#### Instruction:
Leaving out the pictures, transcribe all of the records faithfully.

#### Entries:
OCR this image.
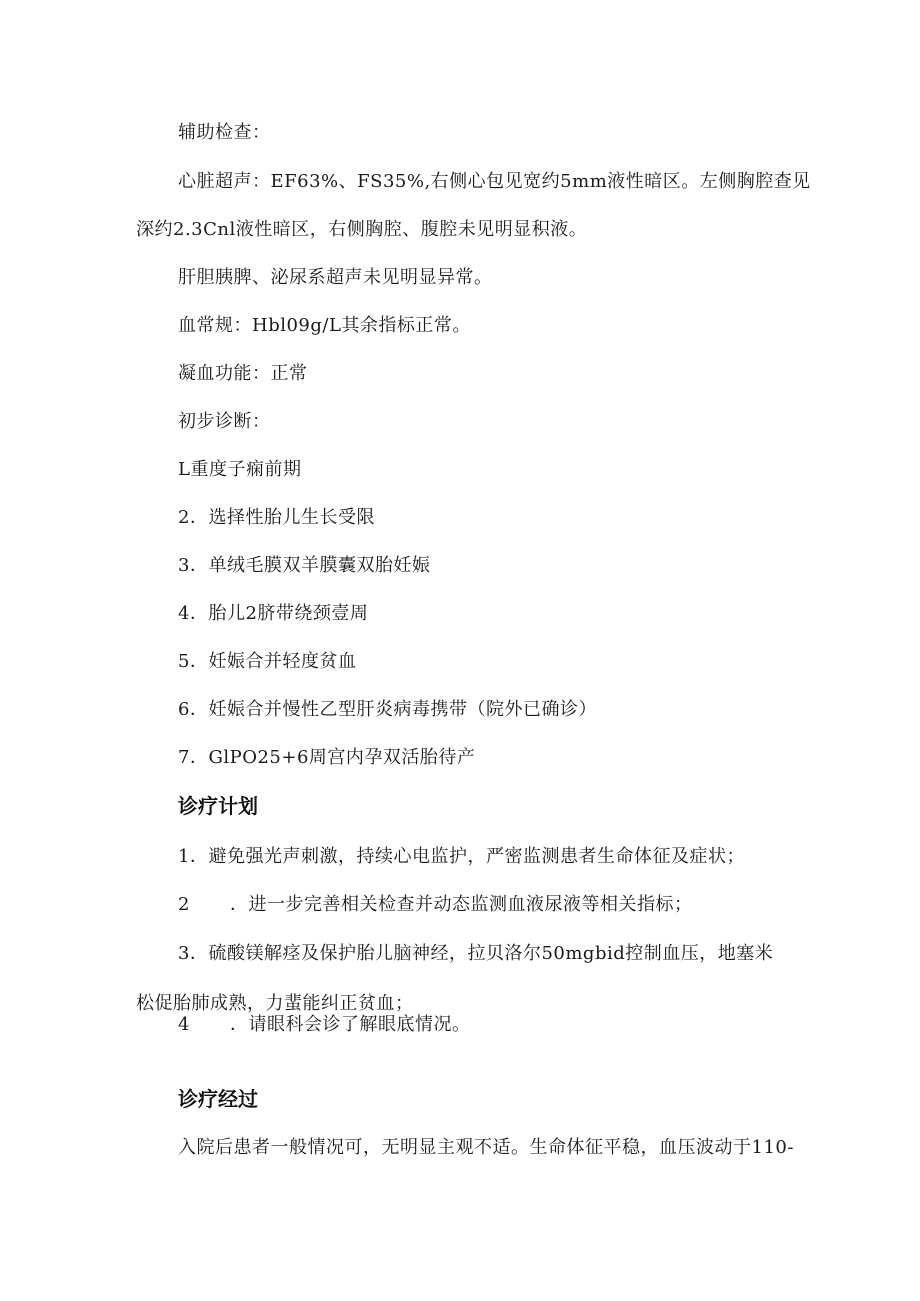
辅助检查：
心脏超声：EF63%、FS35%,右侧心包见宽约5mm液性暗区。左侧胸腔查见
深约2.3Cnl液性暗区，右侧胸腔、腹腔未见明显积液。
肝胆胰脾、泌尿系超声未见明显异常。
血常规：Hbl09g/L其余指标正常。
凝血功能：正常
初步诊断：
L重度子痫前期
2．选择性胎儿生长受限
3．单绒毛膜双羊膜囊双胎妊娠
4．胎儿2脐带绕颈壹周
5．妊娠合并轻度贫血
6．妊娠合并慢性乙型肝炎病毒携带（院外已确诊）
7．GlPO25+6周宫内孕双活胎待产
诊疗计划
1．避免强光声刺激，持续心电监护，严密监测患者生命体征及症状；
2 ．进一步完善相关检查并动态监测血液尿液等相关指标；
3．硫酸镁解痉及保护胎儿脑神经，拉贝洛尔50mgbid控制血压，地塞米
松促胎肺成熟，力蜚能纠正贫血；
4 ．请眼科会诊了解眼底情况。
诊疗经过
入院后患者一般情况可，无明显主观不适。生命体征平稳，血压波动于110-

#### The output:
OCR this image.
辅助检查：
心脏超声：EF63%、FS35%,右侧心包见宽约5mm液性暗区。左侧胸腔查见
深约2.3Cnl液性暗区，右侧胸腔、腹腔未见明显积液。
肝胆胰脾、泌尿系超声未见明显异常。
血常规：Hbl09g/L其余指标正常。
凝血功能：正常
初步诊断：
L重度子痫前期
2．选择性胎儿生长受限
3．单绒毛膜双羊膜囊双胎妊娠
4．胎儿2脐带绕颈壹周
5．妊娠合并轻度贫血
6．妊娠合并慢性乙型肝炎病毒携带（院外已确诊）
7．GlPO25+6周宫内孕双活胎待产
诊疗计划
1．避免强光声刺激，持续心电监护，严密监测患者生命体征及症状；
2 ．进一步完善相关检查并动态监测血液尿液等相关指标；
3．硫酸镁解痉及保护胎儿脑神经，拉贝洛尔50mgbid控制血压，地塞米
松促胎肺成熟，力蜚能纠正贫血；
4 ．请眼科会诊了解眼底情况。
诊疗经过
入院后患者一般情况可，无明显主观不适。生命体征平稳，血压波动于110-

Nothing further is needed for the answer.